Extract all of the data and reproduce it precisely.

[Entries shown]:
**********
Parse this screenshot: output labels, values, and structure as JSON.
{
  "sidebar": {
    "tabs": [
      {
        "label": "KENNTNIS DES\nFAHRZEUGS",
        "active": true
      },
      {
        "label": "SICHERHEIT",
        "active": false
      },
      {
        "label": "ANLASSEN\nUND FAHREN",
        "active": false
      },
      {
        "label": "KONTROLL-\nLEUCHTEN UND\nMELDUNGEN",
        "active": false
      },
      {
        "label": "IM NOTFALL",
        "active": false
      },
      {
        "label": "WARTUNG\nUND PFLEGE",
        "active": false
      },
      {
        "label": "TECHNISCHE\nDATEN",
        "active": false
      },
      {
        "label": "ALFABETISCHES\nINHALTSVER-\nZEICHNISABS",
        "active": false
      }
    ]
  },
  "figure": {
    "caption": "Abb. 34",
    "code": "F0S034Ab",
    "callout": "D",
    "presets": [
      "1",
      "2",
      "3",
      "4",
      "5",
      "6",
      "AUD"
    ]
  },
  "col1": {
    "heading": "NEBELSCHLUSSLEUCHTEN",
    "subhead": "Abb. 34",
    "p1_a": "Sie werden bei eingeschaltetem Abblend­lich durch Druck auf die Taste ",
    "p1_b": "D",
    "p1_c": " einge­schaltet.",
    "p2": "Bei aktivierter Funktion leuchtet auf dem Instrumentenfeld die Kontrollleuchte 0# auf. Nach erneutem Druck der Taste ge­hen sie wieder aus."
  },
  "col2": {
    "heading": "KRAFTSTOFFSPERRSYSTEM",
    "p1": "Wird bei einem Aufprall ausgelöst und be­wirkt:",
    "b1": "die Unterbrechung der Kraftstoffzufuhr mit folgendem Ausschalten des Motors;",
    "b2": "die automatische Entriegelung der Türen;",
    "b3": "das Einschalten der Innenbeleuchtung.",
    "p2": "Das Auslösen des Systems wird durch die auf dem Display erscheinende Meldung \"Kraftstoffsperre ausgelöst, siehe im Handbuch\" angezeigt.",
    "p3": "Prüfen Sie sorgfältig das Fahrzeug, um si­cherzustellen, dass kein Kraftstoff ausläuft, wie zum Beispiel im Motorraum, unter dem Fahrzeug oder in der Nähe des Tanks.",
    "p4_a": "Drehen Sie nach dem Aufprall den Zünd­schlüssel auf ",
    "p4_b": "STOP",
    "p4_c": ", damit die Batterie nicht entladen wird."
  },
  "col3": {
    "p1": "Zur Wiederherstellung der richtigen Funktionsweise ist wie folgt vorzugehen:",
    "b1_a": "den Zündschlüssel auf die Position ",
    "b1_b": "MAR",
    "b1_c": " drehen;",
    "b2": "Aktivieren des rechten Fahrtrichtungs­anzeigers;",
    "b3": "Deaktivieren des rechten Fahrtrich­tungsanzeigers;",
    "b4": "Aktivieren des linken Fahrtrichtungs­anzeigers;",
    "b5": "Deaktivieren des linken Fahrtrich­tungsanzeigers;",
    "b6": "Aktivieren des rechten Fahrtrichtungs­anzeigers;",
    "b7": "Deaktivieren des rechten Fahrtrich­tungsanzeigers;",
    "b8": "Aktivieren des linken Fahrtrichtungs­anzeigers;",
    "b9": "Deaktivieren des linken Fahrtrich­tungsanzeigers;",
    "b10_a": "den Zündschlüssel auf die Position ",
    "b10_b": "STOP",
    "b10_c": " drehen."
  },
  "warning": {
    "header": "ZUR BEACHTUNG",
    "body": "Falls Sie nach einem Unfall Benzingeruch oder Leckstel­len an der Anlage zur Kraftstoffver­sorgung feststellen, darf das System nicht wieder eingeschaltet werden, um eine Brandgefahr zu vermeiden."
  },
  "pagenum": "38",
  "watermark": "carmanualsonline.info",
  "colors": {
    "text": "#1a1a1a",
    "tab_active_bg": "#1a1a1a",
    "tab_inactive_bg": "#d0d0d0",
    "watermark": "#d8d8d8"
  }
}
**********
[Answer]:
Parse this screenshot: output labels, values, and structure as JSON.
{
  "sidebar": {
    "tabs": [
      {
        "label": "KENNTNIS DES\nFAHRZEUGS",
        "active": true
      },
      {
        "label": "SICHERHEIT",
        "active": false
      },
      {
        "label": "ANLASSEN\nUND FAHREN",
        "active": false
      },
      {
        "label": "KONTROLL-\nLEUCHTEN UND\nMELDUNGEN",
        "active": false
      },
      {
        "label": "IM NOTFALL",
        "active": false
      },
      {
        "label": "WARTUNG\nUND PFLEGE",
        "active": false
      },
      {
        "label": "TECHNISCHE\nDATEN",
        "active": false
      },
      {
        "label": "ALFABETISCHES\nINHALTSVER-\nZEICHNISABS",
        "active": false
      }
    ]
  },
  "figure": {
    "caption": "Abb. 34",
    "code": "F0S034Ab",
    "callout": "D",
    "presets": [
      "1",
      "2",
      "3",
      "4",
      "5",
      "6",
      "AUD"
    ]
  },
  "col1": {
    "heading": "NEBELSCHLUSSLEUCHTEN",
    "subhead": "Abb. 34",
    "p1_a": "Sie werden bei eingeschaltetem Abblend­lich durch Druck auf die Taste ",
    "p1_b": "D",
    "p1_c": " einge­schaltet.",
    "p2": "Bei aktivierter Funktion leuchtet auf dem Instrumentenfeld die Kontrollleuchte 0# auf. Nach erneutem Druck der Taste ge­hen sie wieder aus."
  },
  "col2": {
    "heading": "KRAFTSTOFFSPERRSYSTEM",
    "p1": "Wird bei einem Aufprall ausgelöst und be­wirkt:",
    "b1": "die Unterbrechung der Kraftstoffzufuhr mit folgendem Ausschalten des Motors;",
    "b2": "die automatische Entriegelung der Türen;",
    "b3": "das Einschalten der Innenbeleuchtung.",
    "p2": "Das Auslösen des Systems wird durch die auf dem Display erscheinende Meldung \"Kraftstoffsperre ausgelöst, siehe im Handbuch\" angezeigt.",
    "p3": "Prüfen Sie sorgfältig das Fahrzeug, um si­cherzustellen, dass kein Kraftstoff ausläuft, wie zum Beispiel im Motorraum, unter dem Fahrzeug oder in der Nähe des Tanks.",
    "p4_a": "Drehen Sie nach dem Aufprall den Zünd­schlüssel auf ",
    "p4_b": "STOP",
    "p4_c": ", damit die Batterie nicht entladen wird."
  },
  "col3": {
    "p1": "Zur Wiederherstellung der richtigen Funktionsweise ist wie folgt vorzugehen:",
    "b1_a": "den Zündschlüssel auf die Position ",
    "b1_b": "MAR",
    "b1_c": " drehen;",
    "b2": "Aktivieren des rechten Fahrtrichtungs­anzeigers;",
    "b3": "Deaktivieren des rechten Fahrtrich­tungsanzeigers;",
    "b4": "Aktivieren des linken Fahrtrichtungs­anzeigers;",
    "b5": "Deaktivieren des linken Fahrtrich­tungsanzeigers;",
    "b6": "Aktivieren des rechten Fahrtrichtungs­anzeigers;",
    "b7": "Deaktivieren des rechten Fahrtrich­tungsanzeigers;",
    "b8": "Aktivieren des linken Fahrtrichtungs­anzeigers;",
    "b9": "Deaktivieren des linken Fahrtrich­tungsanzeigers;",
    "b10_a": "den Zündschlüssel auf die Position ",
    "b10_b": "STOP",
    "b10_c": " drehen."
  },
  "warning": {
    "header": "ZUR BEACHTUNG",
    "body": "Falls Sie nach einem Unfall Benzingeruch oder Leckstel­len an der Anlage zur Kraftstoffver­sorgung feststellen, darf das System nicht wieder eingeschaltet werden, um eine Brandgefahr zu vermeiden."
  },
  "pagenum": "38",
  "watermark": "carmanualsonline.info",
  "colors": {
    "text": "#1a1a1a",
    "tab_active_bg": "#1a1a1a",
    "tab_inactive_bg": "#d0d0d0",
    "watermark": "#d8d8d8"
  }
}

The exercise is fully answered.